▶ **Stated goal**: Extract each line of the material that follows exactly and omit its pictures.

_ _ _

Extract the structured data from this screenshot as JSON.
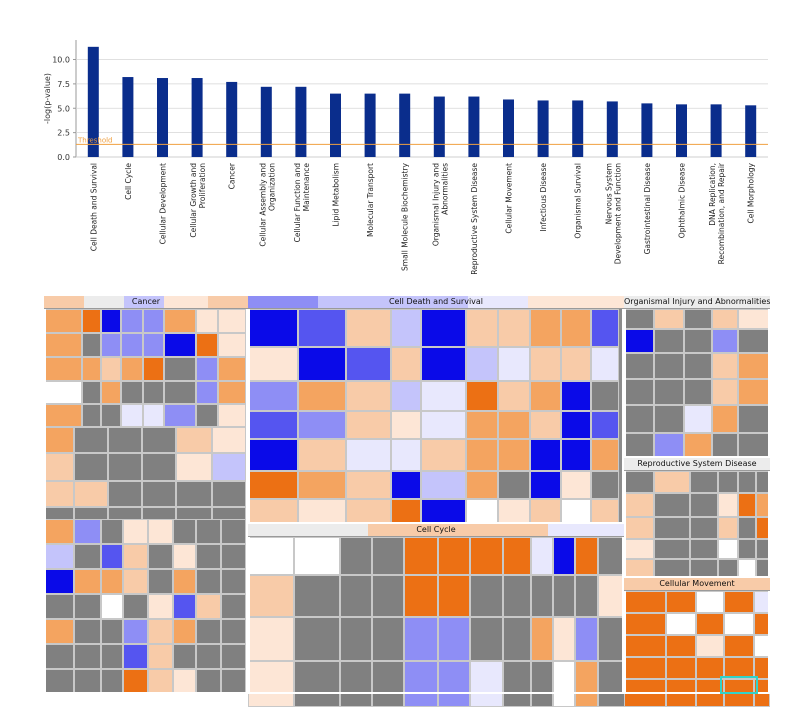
{
  "chart_data": {
    "type": "bar",
    "ylabel": "-log(p-value)",
    "ylim": [
      0,
      12
    ],
    "yticks": [
      "0.0",
      "2.5",
      "5.0",
      "7.5",
      "10.0"
    ],
    "threshold": {
      "label": "Threshold",
      "value": 1.3,
      "color": "#f0a040"
    },
    "bar_color": "#0a2d8c",
    "categories": [
      "Cell Death and Survival",
      "Cell Cycle",
      "Cellular Development",
      "Cellular Growth and Proliferation",
      "Cancer",
      "Cellular Assembly and Organization",
      "Cellular Function and Maintenance",
      "Lipid Metabolism",
      "Molecular Transport",
      "Small Molecule Biochemistry",
      "Organismal Injury and Abnormalities",
      "Reproductive System Disease",
      "Cellular Movement",
      "Infectious Disease",
      "Organismal Survival",
      "Nervous System Development and Function",
      "Gastrointestinal Disease",
      "Ophthalmic Disease",
      "DNA Replication, Recombination, and Repair",
      "Cell Morphology"
    ],
    "values": [
      11.3,
      8.2,
      8.1,
      8.1,
      7.7,
      7.2,
      7.2,
      6.5,
      6.5,
      6.5,
      6.2,
      6.2,
      5.9,
      5.8,
      5.8,
      5.7,
      5.5,
      5.4,
      5.4,
      5.3
    ]
  },
  "treemap": {
    "panels": [
      {
        "name": "Cancer"
      },
      {
        "name": "Cell Death and Survival"
      },
      {
        "name": "Organismal Injury and Abnormalities"
      },
      {
        "name": "Reproductive System Disease"
      },
      {
        "name": "Cell Cycle"
      },
      {
        "name": "Cellular Movement"
      }
    ]
  }
}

_ _ _

▶ **Solved exercise**:
Extract the structured data from this screenshot as JSON.
{
  "chart_data": {
    "type": "bar",
    "ylabel": "-log(p-value)",
    "ylim": [
      0,
      12
    ],
    "yticks": [
      "0.0",
      "2.5",
      "5.0",
      "7.5",
      "10.0"
    ],
    "threshold": {
      "label": "Threshold",
      "value": 1.3,
      "color": "#f0a040"
    },
    "bar_color": "#0a2d8c",
    "categories": [
      "Cell Death and Survival",
      "Cell Cycle",
      "Cellular Development",
      "Cellular Growth and Proliferation",
      "Cancer",
      "Cellular Assembly and Organization",
      "Cellular Function and Maintenance",
      "Lipid Metabolism",
      "Molecular Transport",
      "Small Molecule Biochemistry",
      "Organismal Injury and Abnormalities",
      "Reproductive System Disease",
      "Cellular Movement",
      "Infectious Disease",
      "Organismal Survival",
      "Nervous System Development and Function",
      "Gastrointestinal Disease",
      "Ophthalmic Disease",
      "DNA Replication, Recombination, and Repair",
      "Cell Morphology"
    ],
    "values": [
      11.3,
      8.2,
      8.1,
      8.1,
      7.7,
      7.2,
      7.2,
      6.5,
      6.5,
      6.5,
      6.2,
      6.2,
      5.9,
      5.8,
      5.8,
      5.7,
      5.5,
      5.4,
      5.4,
      5.3
    ]
  },
  "treemap": {
    "panels": [
      {
        "name": "Cancer"
      },
      {
        "name": "Cell Death and Survival"
      },
      {
        "name": "Organismal Injury and Abnormalities"
      },
      {
        "name": "Reproductive System Disease"
      },
      {
        "name": "Cell Cycle"
      },
      {
        "name": "Cellular Movement"
      }
    ]
  }
}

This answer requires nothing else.